___ Entries supplied

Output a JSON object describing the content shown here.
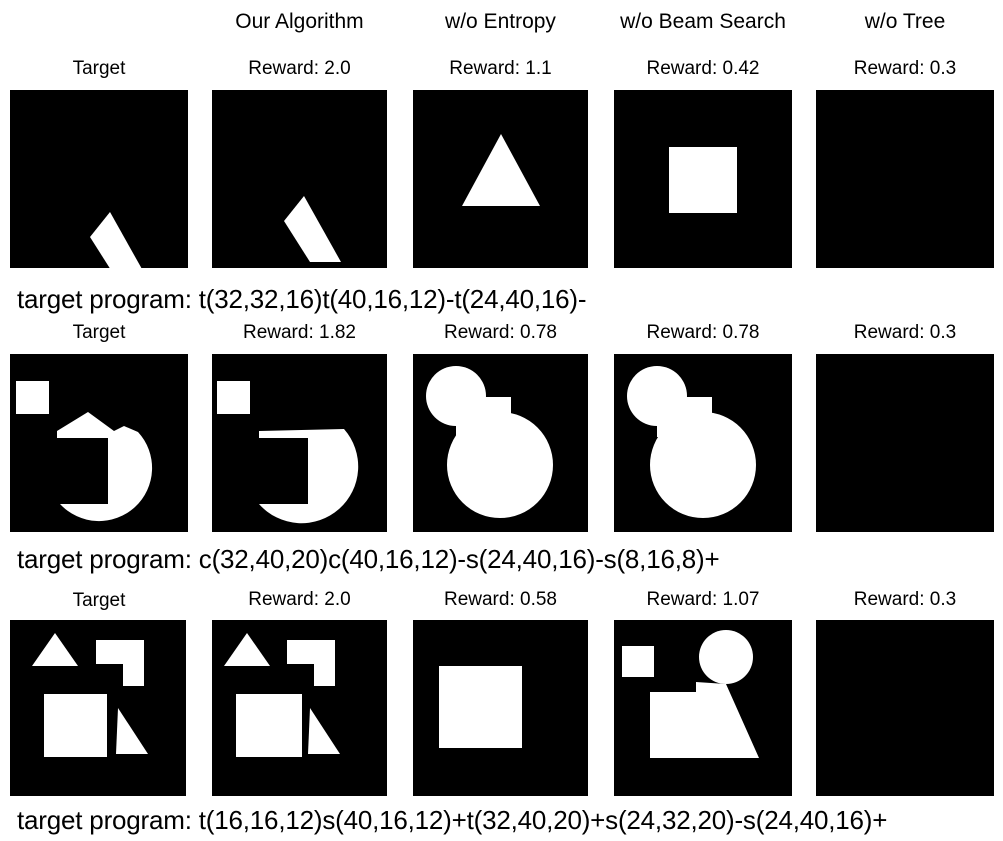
{
  "columns": [
    "",
    "Our Algorithm",
    "w/o Entropy",
    "w/o Beam Search",
    "w/o Tree"
  ],
  "rows": [
    {
      "labels": [
        "Target",
        "Reward: 2.0",
        "Reward: 1.1",
        "Reward: 0.42",
        "Reward: 0.3"
      ],
      "program": "target program: t(32,32,16)t(40,16,12)-t(24,40,16)-"
    },
    {
      "labels": [
        "Target",
        "Reward: 1.82",
        "Reward: 0.78",
        "Reward: 0.78",
        "Reward: 0.3"
      ],
      "program": "target program: c(32,40,20)c(40,16,12)-s(24,40,16)-s(8,16,8)+"
    },
    {
      "labels": [
        "Target",
        "Reward: 2.0",
        "Reward: 0.58",
        "Reward: 1.07",
        "Reward: 0.3"
      ],
      "program": "target program: t(16,16,12)s(40,16,12)+t(32,40,20)+s(24,32,20)-s(24,40,16)+"
    }
  ],
  "colors": {
    "background": "#000000",
    "shape": "#ffffff"
  }
}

______

### The request
Leave out the pictures and output every record above precisely as given.

### Exercise result
Output a JSON object describing the content shown here.
{
  "columns": [
    "",
    "Our Algorithm",
    "w/o Entropy",
    "w/o Beam Search",
    "w/o Tree"
  ],
  "rows": [
    {
      "labels": [
        "Target",
        "Reward: 2.0",
        "Reward: 1.1",
        "Reward: 0.42",
        "Reward: 0.3"
      ],
      "program": "target program: t(32,32,16)t(40,16,12)-t(24,40,16)-"
    },
    {
      "labels": [
        "Target",
        "Reward: 1.82",
        "Reward: 0.78",
        "Reward: 0.78",
        "Reward: 0.3"
      ],
      "program": "target program: c(32,40,20)c(40,16,12)-s(24,40,16)-s(8,16,8)+"
    },
    {
      "labels": [
        "Target",
        "Reward: 2.0",
        "Reward: 0.58",
        "Reward: 1.07",
        "Reward: 0.3"
      ],
      "program": "target program: t(16,16,12)s(40,16,12)+t(32,40,20)+s(24,32,20)-s(24,40,16)+"
    }
  ],
  "colors": {
    "background": "#000000",
    "shape": "#ffffff"
  }
}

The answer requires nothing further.